In the records below, how many lines contain the string "value", with case counting? Give only the number.

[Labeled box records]
** Start **

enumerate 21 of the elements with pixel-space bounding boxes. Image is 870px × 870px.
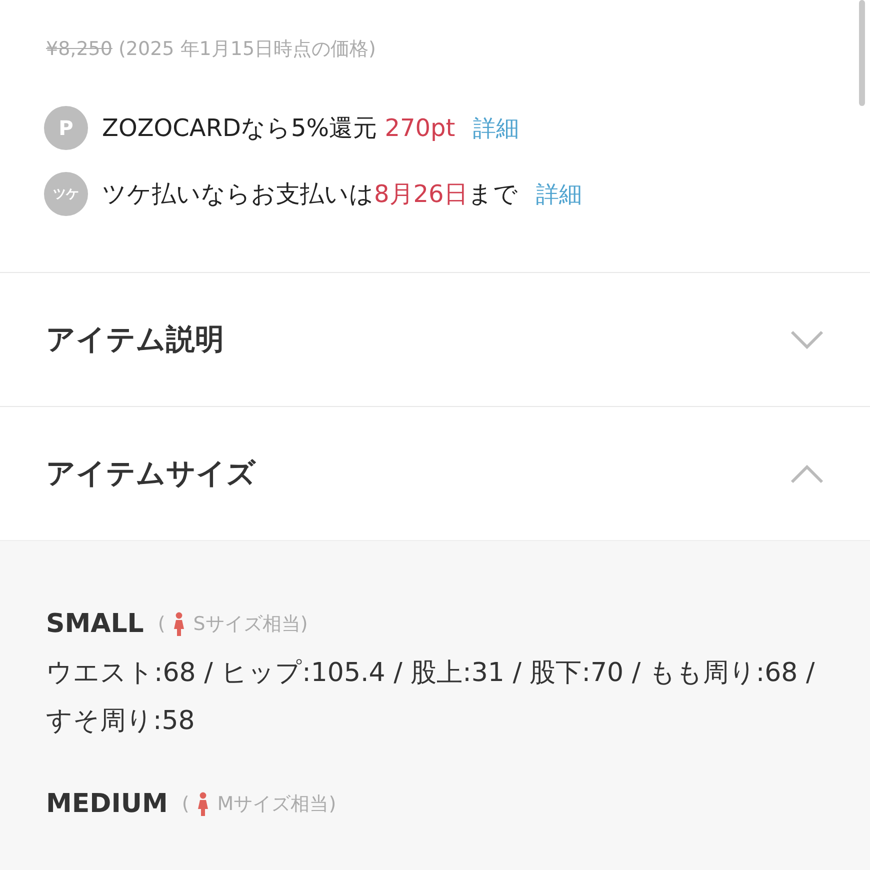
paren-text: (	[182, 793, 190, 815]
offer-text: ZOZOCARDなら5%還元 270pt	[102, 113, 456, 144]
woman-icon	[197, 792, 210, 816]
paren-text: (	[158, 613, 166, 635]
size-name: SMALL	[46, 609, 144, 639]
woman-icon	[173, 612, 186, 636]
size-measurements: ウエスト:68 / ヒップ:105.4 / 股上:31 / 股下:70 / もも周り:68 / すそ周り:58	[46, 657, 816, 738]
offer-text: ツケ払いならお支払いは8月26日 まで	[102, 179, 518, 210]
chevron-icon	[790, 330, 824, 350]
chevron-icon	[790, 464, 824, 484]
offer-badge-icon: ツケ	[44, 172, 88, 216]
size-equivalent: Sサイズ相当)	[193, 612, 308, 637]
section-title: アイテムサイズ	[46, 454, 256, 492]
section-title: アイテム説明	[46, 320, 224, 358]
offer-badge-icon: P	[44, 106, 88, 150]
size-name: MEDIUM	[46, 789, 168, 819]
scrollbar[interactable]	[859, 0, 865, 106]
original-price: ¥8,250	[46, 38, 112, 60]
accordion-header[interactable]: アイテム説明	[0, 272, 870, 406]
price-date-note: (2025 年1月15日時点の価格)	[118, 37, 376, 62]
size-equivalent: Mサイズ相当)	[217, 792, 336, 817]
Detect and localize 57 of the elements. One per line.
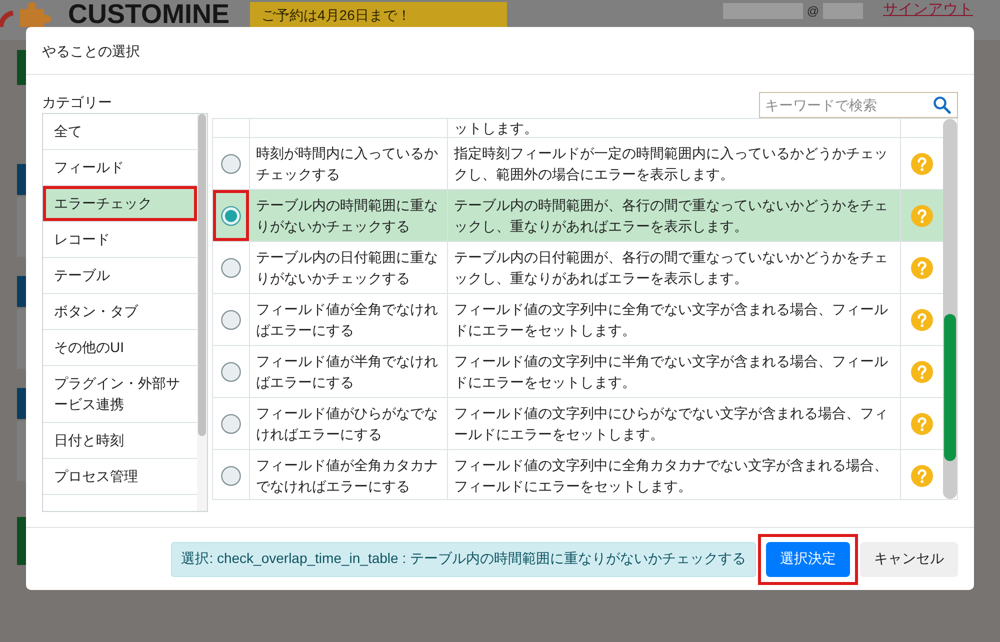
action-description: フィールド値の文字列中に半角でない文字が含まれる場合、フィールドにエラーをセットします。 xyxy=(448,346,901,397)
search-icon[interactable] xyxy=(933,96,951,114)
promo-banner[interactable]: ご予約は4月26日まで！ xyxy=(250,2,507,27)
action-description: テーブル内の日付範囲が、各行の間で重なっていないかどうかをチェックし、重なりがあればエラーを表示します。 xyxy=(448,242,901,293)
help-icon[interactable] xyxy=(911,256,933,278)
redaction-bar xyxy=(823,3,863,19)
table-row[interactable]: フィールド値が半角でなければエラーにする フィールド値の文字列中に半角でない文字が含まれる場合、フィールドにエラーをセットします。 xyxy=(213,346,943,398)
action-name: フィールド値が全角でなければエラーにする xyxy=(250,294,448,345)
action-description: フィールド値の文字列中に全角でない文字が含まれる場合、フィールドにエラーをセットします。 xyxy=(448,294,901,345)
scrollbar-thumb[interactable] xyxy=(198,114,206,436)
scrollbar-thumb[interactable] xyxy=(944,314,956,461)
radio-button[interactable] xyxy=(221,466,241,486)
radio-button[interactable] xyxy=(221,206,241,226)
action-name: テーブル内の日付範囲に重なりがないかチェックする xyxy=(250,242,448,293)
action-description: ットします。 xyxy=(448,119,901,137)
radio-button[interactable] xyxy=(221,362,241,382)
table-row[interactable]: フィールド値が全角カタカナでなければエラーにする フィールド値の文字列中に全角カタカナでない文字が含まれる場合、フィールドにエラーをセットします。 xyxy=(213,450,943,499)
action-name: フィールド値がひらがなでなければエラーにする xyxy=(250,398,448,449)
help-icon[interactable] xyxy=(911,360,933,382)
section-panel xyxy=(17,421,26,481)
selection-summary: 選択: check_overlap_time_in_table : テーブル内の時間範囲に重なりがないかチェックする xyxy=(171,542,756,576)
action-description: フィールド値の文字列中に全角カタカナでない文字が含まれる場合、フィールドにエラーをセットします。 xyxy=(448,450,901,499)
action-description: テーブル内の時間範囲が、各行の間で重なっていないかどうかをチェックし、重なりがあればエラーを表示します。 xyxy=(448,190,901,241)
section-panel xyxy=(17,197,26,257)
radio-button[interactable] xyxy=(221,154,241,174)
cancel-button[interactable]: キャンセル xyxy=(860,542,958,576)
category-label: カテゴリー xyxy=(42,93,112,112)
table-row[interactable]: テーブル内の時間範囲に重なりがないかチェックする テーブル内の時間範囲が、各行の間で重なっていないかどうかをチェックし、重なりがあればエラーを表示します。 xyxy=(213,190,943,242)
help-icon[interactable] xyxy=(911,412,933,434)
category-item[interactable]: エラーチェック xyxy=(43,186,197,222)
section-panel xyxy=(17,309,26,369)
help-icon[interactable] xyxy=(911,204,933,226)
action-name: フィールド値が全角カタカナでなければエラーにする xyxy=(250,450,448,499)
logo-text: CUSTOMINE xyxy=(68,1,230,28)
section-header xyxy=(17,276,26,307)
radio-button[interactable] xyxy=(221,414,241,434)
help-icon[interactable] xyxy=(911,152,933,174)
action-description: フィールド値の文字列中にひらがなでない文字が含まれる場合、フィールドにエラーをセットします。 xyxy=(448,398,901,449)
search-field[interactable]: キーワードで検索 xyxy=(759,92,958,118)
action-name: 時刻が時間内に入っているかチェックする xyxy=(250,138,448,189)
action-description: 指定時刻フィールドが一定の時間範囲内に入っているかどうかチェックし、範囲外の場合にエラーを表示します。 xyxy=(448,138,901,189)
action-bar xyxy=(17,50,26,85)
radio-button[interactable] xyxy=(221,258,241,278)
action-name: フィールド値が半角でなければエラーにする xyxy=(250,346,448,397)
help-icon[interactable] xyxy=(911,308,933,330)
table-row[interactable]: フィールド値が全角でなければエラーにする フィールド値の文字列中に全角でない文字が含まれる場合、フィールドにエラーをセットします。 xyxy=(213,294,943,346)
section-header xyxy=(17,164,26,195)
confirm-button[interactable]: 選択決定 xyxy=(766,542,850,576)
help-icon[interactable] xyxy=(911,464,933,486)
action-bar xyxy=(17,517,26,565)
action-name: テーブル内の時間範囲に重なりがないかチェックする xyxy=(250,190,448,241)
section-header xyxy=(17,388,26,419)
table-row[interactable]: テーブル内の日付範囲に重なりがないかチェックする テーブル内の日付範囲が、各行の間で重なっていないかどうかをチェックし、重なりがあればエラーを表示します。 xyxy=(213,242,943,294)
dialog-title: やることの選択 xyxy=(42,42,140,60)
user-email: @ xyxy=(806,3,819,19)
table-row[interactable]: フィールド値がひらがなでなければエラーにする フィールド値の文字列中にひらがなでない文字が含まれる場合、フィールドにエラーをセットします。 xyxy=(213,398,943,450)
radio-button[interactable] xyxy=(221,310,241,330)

** End **
** Start **

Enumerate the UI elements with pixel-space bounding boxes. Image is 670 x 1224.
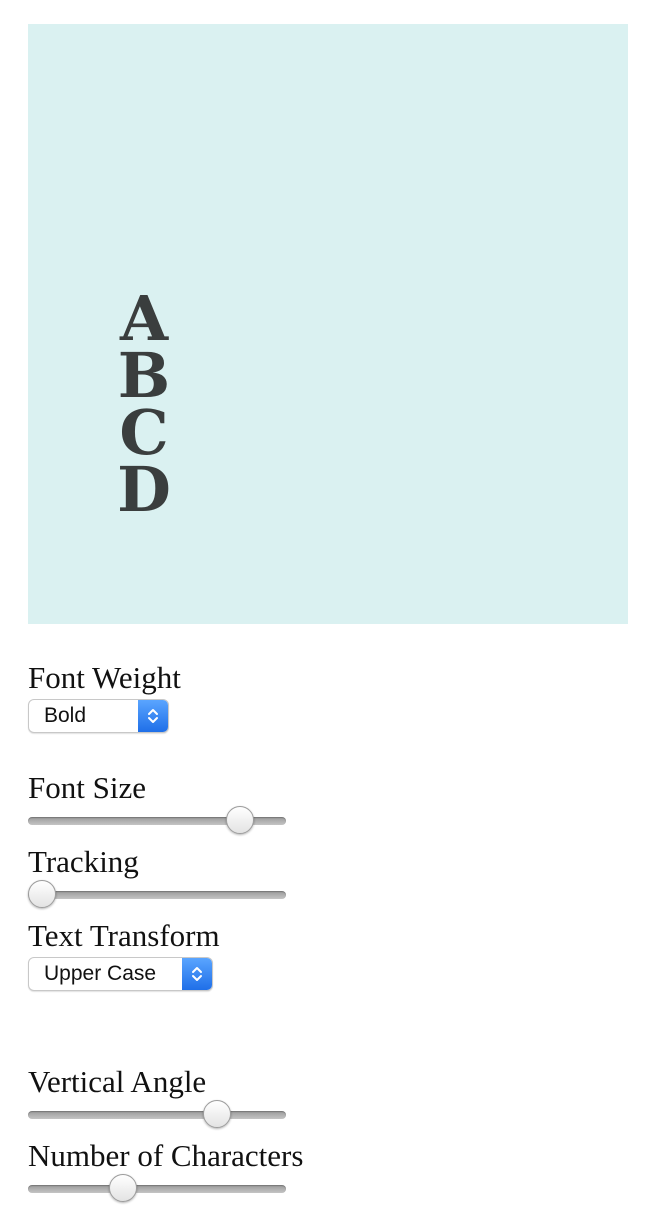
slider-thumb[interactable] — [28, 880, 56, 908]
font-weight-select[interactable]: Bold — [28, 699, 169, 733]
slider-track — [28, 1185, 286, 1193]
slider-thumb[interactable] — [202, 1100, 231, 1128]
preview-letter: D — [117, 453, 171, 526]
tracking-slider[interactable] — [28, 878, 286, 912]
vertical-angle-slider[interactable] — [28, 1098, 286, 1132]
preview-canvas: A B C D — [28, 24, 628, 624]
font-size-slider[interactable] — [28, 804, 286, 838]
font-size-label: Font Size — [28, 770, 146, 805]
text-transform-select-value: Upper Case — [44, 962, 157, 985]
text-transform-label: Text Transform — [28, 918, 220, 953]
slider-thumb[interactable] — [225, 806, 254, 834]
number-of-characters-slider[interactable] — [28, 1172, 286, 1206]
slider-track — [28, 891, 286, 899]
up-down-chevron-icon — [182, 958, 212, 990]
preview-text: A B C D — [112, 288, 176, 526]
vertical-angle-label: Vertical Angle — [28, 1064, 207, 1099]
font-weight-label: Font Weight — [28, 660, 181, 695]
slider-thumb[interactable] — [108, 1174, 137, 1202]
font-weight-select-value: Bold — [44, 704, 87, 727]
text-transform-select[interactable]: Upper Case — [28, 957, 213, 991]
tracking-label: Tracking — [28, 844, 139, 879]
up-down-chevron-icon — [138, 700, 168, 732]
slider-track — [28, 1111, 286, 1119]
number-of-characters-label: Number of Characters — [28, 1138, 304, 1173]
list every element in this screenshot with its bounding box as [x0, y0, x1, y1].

** End **

Task answer: 2